** STATED TASK **
Without the pictures, return all of the material exactly as written.

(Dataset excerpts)
•••
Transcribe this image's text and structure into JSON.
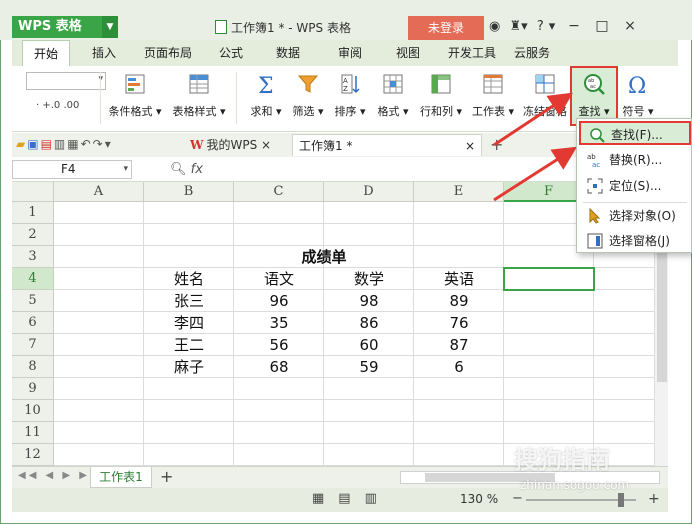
{
  "app": {
    "name": "WPS 表格",
    "document_title": "工作簿1 * - WPS 表格",
    "login_button": "未登录",
    "help_icon": "?",
    "window_controls": [
      "−",
      "□",
      "×"
    ]
  },
  "menu": {
    "tabs": [
      "开始",
      "插入",
      "页面布局",
      "公式",
      "数据",
      "审阅",
      "视图",
      "开发工具",
      "云服务"
    ],
    "active_tab": "开始"
  },
  "ribbon": {
    "small_format": "· +.0 .00",
    "buttons": [
      {
        "label": "条件格式 ▾",
        "icon": "conditional-format-icon"
      },
      {
        "label": "表格样式 ▾",
        "icon": "table-style-icon"
      },
      {
        "label": "求和 ▾",
        "icon": "sum-icon"
      },
      {
        "label": "筛选 ▾",
        "icon": "filter-icon"
      },
      {
        "label": "排序 ▾",
        "icon": "sort-icon"
      },
      {
        "label": "格式 ▾",
        "icon": "format-icon"
      },
      {
        "label": "行和列 ▾",
        "icon": "row-col-icon"
      },
      {
        "label": "工作表 ▾",
        "icon": "worksheet-icon"
      },
      {
        "label": "冻结窗格",
        "icon": "freeze-icon"
      },
      {
        "label": "查找 ▾",
        "icon": "find-icon"
      },
      {
        "label": "符号 ▾",
        "icon": "symbol-icon"
      }
    ]
  },
  "doc_tabs": {
    "wps_tab": "我的WPS",
    "book_tab": "工作簿1 *",
    "close": "×",
    "add": "+"
  },
  "formula_bar": {
    "cell_ref": "F4",
    "fx": "fx",
    "value": ""
  },
  "sheet": {
    "columns": [
      "A",
      "B",
      "C",
      "D",
      "E",
      "F"
    ],
    "rows": [
      "1",
      "2",
      "3",
      "4",
      "5",
      "6",
      "7",
      "8",
      "9",
      "10",
      "11",
      "12"
    ],
    "selected_column": "F",
    "selected_row": "4",
    "title": "成绩单",
    "headers": [
      "姓名",
      "语文",
      "数学",
      "英语"
    ],
    "data": [
      [
        "张三",
        "96",
        "98",
        "89"
      ],
      [
        "李四",
        "35",
        "86",
        "76"
      ],
      [
        "王二",
        "56",
        "60",
        "87"
      ],
      [
        "麻子",
        "68",
        "59",
        "6"
      ]
    ]
  },
  "sheet_tabs": {
    "active": "工作表1",
    "add": "+"
  },
  "status": {
    "zoom": "130 %",
    "minus": "−",
    "plus": "+"
  },
  "find_menu": {
    "items": [
      {
        "label": "查找(F)...",
        "icon": "find-icon"
      },
      {
        "label": "替换(R)...",
        "icon": "replace-icon"
      },
      {
        "label": "定位(S)...",
        "icon": "goto-icon"
      },
      {
        "label": "选择对象(O)",
        "icon": "select-object-icon"
      },
      {
        "label": "选择窗格(J)",
        "icon": "selection-pane-icon"
      }
    ]
  },
  "watermark": {
    "brand": "搜狗指南",
    "url": "zhinan.sogou.com"
  },
  "colors": {
    "accent_green": "#3aa547",
    "highlight_red": "#e23a32",
    "login_orange": "#e46b55"
  }
}
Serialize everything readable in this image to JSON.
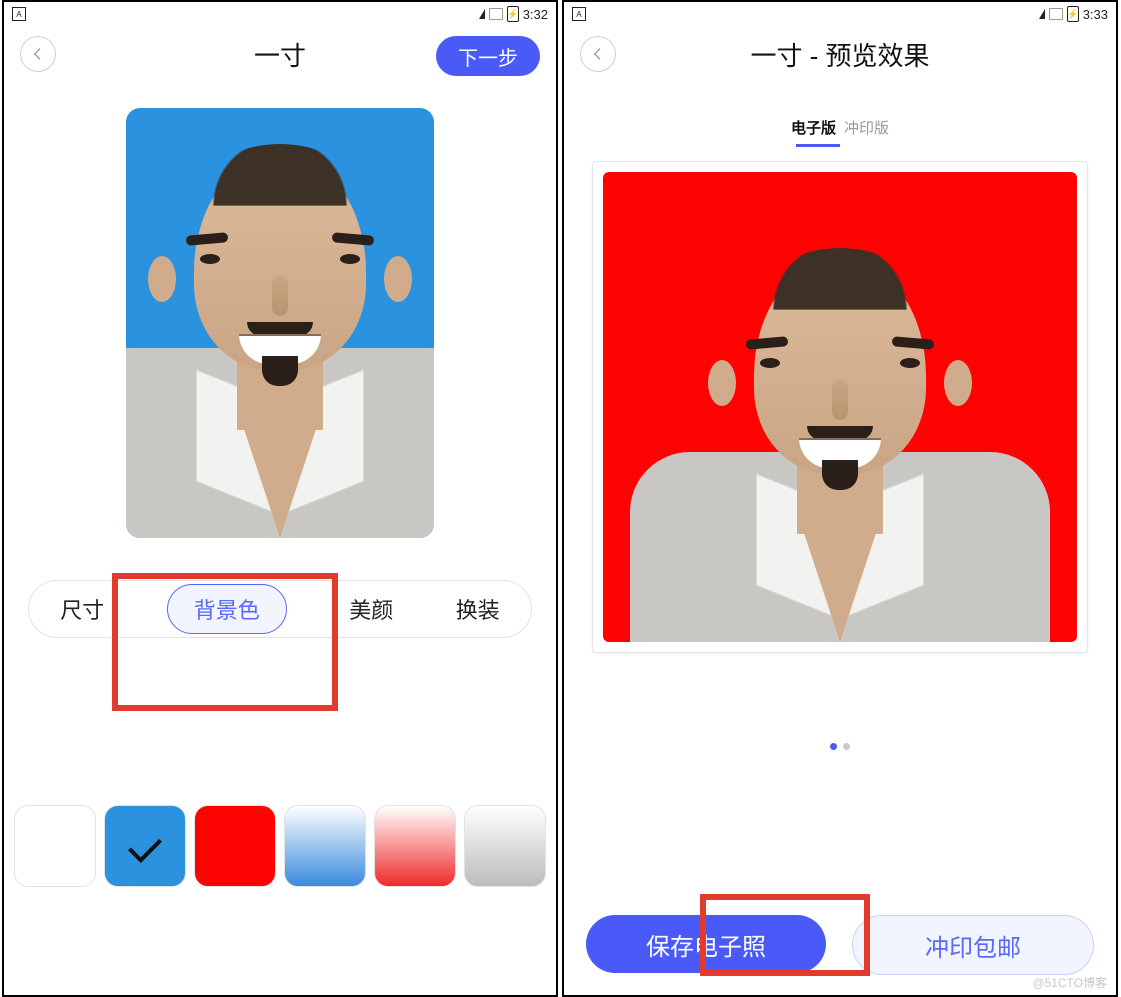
{
  "left": {
    "statusbar": {
      "badge": "A",
      "time": "3:32"
    },
    "nav": {
      "title": "一寸",
      "next": "下一步"
    },
    "tabs": {
      "size": "尺寸",
      "bgcolor": "背景色",
      "beauty": "美颜",
      "dress": "换装",
      "active": "bgcolor"
    },
    "swatches": {
      "items": [
        "white",
        "blue",
        "red",
        "blue-gradient",
        "red-gradient",
        "grey-gradient"
      ],
      "selected": "blue"
    },
    "photo_bg": "#2a92df"
  },
  "right": {
    "statusbar": {
      "badge": "A",
      "time": "3:33"
    },
    "nav": {
      "title": "一寸 - 预览效果"
    },
    "subtabs": {
      "digital": "电子版",
      "print": "冲印版",
      "active": "digital"
    },
    "photo_bg": "#ff0302",
    "cta": {
      "primary": "保存电子照",
      "secondary": "冲印包邮"
    }
  },
  "watermark": "@51CTO博客"
}
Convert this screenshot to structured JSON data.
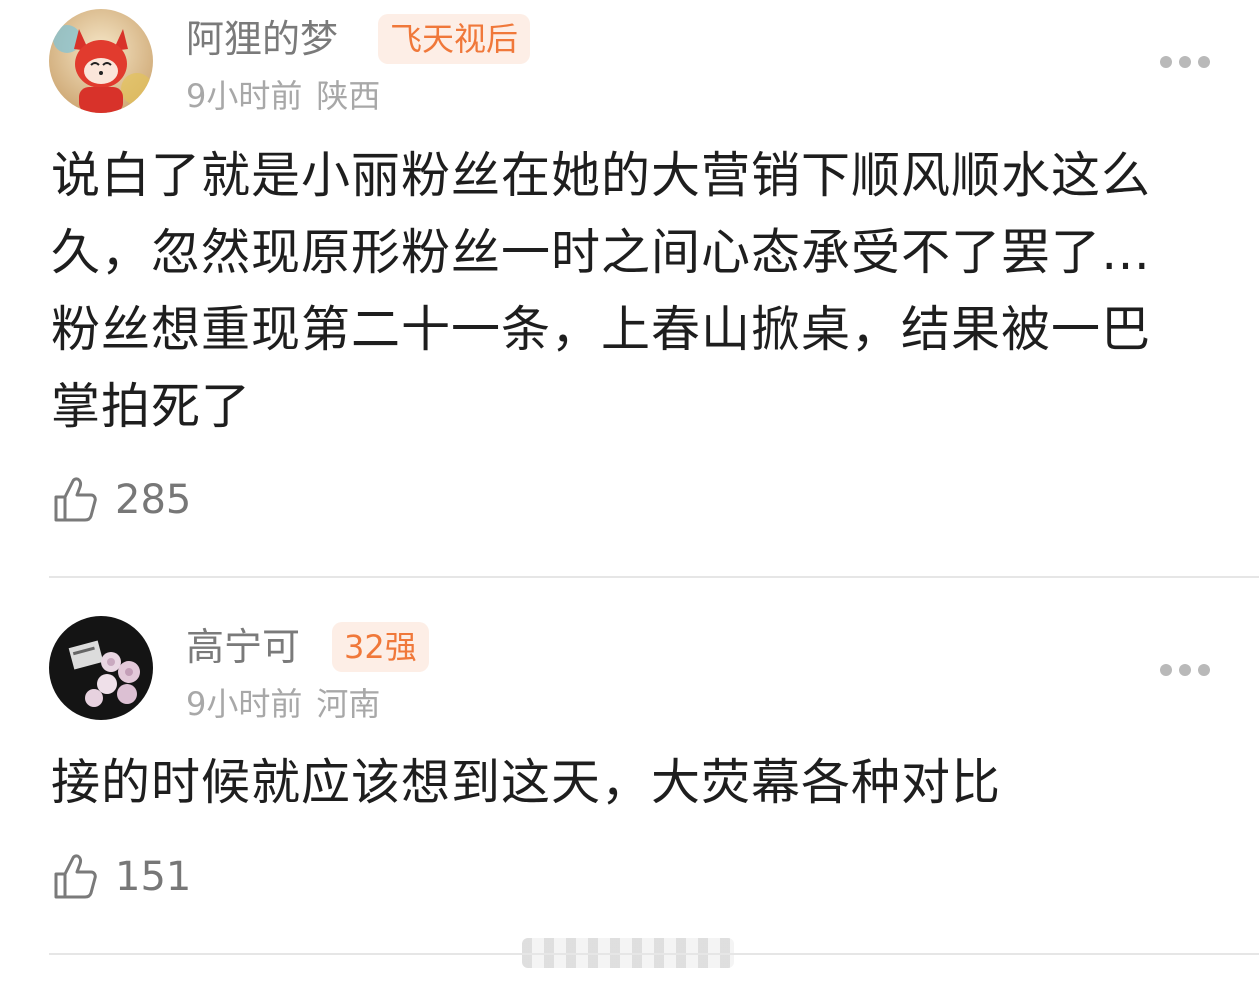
{
  "comments": [
    {
      "username": "阿狸的梦",
      "badge": "飞天视后",
      "time": "9小时前",
      "location": "陕西",
      "text_lines": [
        "说白了就是小丽粉丝在她的大营销下顺风顺水这么",
        "久，忽然现原形粉丝一时之间心态承受不了罢了…",
        "粉丝想重现第二十一条，上春山掀桌，结果被一巴",
        "掌拍死了"
      ],
      "likes": "285",
      "avatar_icon": "fox-avatar-icon"
    },
    {
      "username": "高宁可",
      "badge": "32强",
      "time": "9小时前",
      "location": "河南",
      "text_lines": [
        "接的时候就应该想到这天，大荧幕各种对比"
      ],
      "likes": "151",
      "avatar_icon": "roses-avatar-icon"
    }
  ],
  "colors": {
    "username": "#7a7a7a",
    "badge_text": "#f0783a",
    "badge_bg": "#fdeee6",
    "meta": "#a8a8a8",
    "body_text": "#1e1e1e"
  }
}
•••
** THE REPLY **
Transcribe this image's text and structure into JSON.
{
  "app": {
    "name": "WPS 表格",
    "document_title": "工作簿1 * - WPS 表格",
    "login_button": "未登录",
    "help_icon": "?",
    "window_controls": [
      "−",
      "□",
      "×"
    ]
  },
  "menu": {
    "tabs": [
      "开始",
      "插入",
      "页面布局",
      "公式",
      "数据",
      "审阅",
      "视图",
      "开发工具",
      "云服务"
    ],
    "active_tab": "开始"
  },
  "ribbon": {
    "small_format": "· +.0 .00",
    "buttons": [
      {
        "label": "条件格式 ▾",
        "icon": "conditional-format-icon"
      },
      {
        "label": "表格样式 ▾",
        "icon": "table-style-icon"
      },
      {
        "label": "求和 ▾",
        "icon": "sum-icon"
      },
      {
        "label": "筛选 ▾",
        "icon": "filter-icon"
      },
      {
        "label": "排序 ▾",
        "icon": "sort-icon"
      },
      {
        "label": "格式 ▾",
        "icon": "format-icon"
      },
      {
        "label": "行和列 ▾",
        "icon": "row-col-icon"
      },
      {
        "label": "工作表 ▾",
        "icon": "worksheet-icon"
      },
      {
        "label": "冻结窗格",
        "icon": "freeze-icon"
      },
      {
        "label": "查找 ▾",
        "icon": "find-icon"
      },
      {
        "label": "符号 ▾",
        "icon": "symbol-icon"
      }
    ]
  },
  "doc_tabs": {
    "wps_tab": "我的WPS",
    "book_tab": "工作簿1 *",
    "close": "×",
    "add": "+"
  },
  "formula_bar": {
    "cell_ref": "F4",
    "fx": "fx",
    "value": ""
  },
  "sheet": {
    "columns": [
      "A",
      "B",
      "C",
      "D",
      "E",
      "F"
    ],
    "rows": [
      "1",
      "2",
      "3",
      "4",
      "5",
      "6",
      "7",
      "8",
      "9",
      "10",
      "11",
      "12"
    ],
    "selected_column": "F",
    "selected_row": "4",
    "title": "成绩单",
    "headers": [
      "姓名",
      "语文",
      "数学",
      "英语"
    ],
    "data": [
      [
        "张三",
        "96",
        "98",
        "89"
      ],
      [
        "李四",
        "35",
        "86",
        "76"
      ],
      [
        "王二",
        "56",
        "60",
        "87"
      ],
      [
        "麻子",
        "68",
        "59",
        "6"
      ]
    ]
  },
  "sheet_tabs": {
    "active": "工作表1",
    "add": "+"
  },
  "status": {
    "zoom": "130 %",
    "minus": "−",
    "plus": "+"
  },
  "find_menu": {
    "items": [
      {
        "label": "查找(F)...",
        "icon": "find-icon"
      },
      {
        "label": "替换(R)...",
        "icon": "replace-icon"
      },
      {
        "label": "定位(S)...",
        "icon": "goto-icon"
      },
      {
        "label": "选择对象(O)",
        "icon": "select-object-icon"
      },
      {
        "label": "选择窗格(J)",
        "icon": "selection-pane-icon"
      }
    ]
  },
  "watermark": {
    "brand": "搜狗指南",
    "url": "zhinan.sogou.com"
  },
  "colors": {
    "accent_green": "#3aa547",
    "highlight_red": "#e23a32",
    "login_orange": "#e46b55"
  }
}
Serialize everything readable in this image to JSON.
{
  "left": {
    "statusbar": {
      "badge": "A",
      "time": "3:32"
    },
    "nav": {
      "title": "一寸",
      "next": "下一步"
    },
    "tabs": {
      "size": "尺寸",
      "bgcolor": "背景色",
      "beauty": "美颜",
      "dress": "换装",
      "active": "bgcolor"
    },
    "swatches": {
      "items": [
        "white",
        "blue",
        "red",
        "blue-gradient",
        "red-gradient",
        "grey-gradient"
      ],
      "selected": "blue"
    },
    "photo_bg": "#2a92df"
  },
  "right": {
    "statusbar": {
      "badge": "A",
      "time": "3:33"
    },
    "nav": {
      "title": "一寸 - 预览效果"
    },
    "subtabs": {
      "digital": "电子版",
      "print": "冲印版",
      "active": "digital"
    },
    "photo_bg": "#ff0302",
    "cta": {
      "primary": "保存电子照",
      "secondary": "冲印包邮"
    }
  },
  "watermark": "@51CTO博客"
}
Convert this screenshot to structured JSON data.
{
  "comments": [
    {
      "username": "阿狸的梦",
      "badge": "飞天视后",
      "time": "9小时前",
      "location": "陕西",
      "text_lines": [
        "说白了就是小丽粉丝在她的大营销下顺风顺水这么",
        "久，忽然现原形粉丝一时之间心态承受不了罢了…",
        "粉丝想重现第二十一条，上春山掀桌，结果被一巴",
        "掌拍死了"
      ],
      "likes": "285",
      "avatar_icon": "fox-avatar-icon"
    },
    {
      "username": "高宁可",
      "badge": "32强",
      "time": "9小时前",
      "location": "河南",
      "text_lines": [
        "接的时候就应该想到这天，大荧幕各种对比"
      ],
      "likes": "151",
      "avatar_icon": "roses-avatar-icon"
    }
  ],
  "colors": {
    "username": "#7a7a7a",
    "badge_text": "#f0783a",
    "badge_bg": "#fdeee6",
    "meta": "#a8a8a8",
    "body_text": "#1e1e1e"
  }
}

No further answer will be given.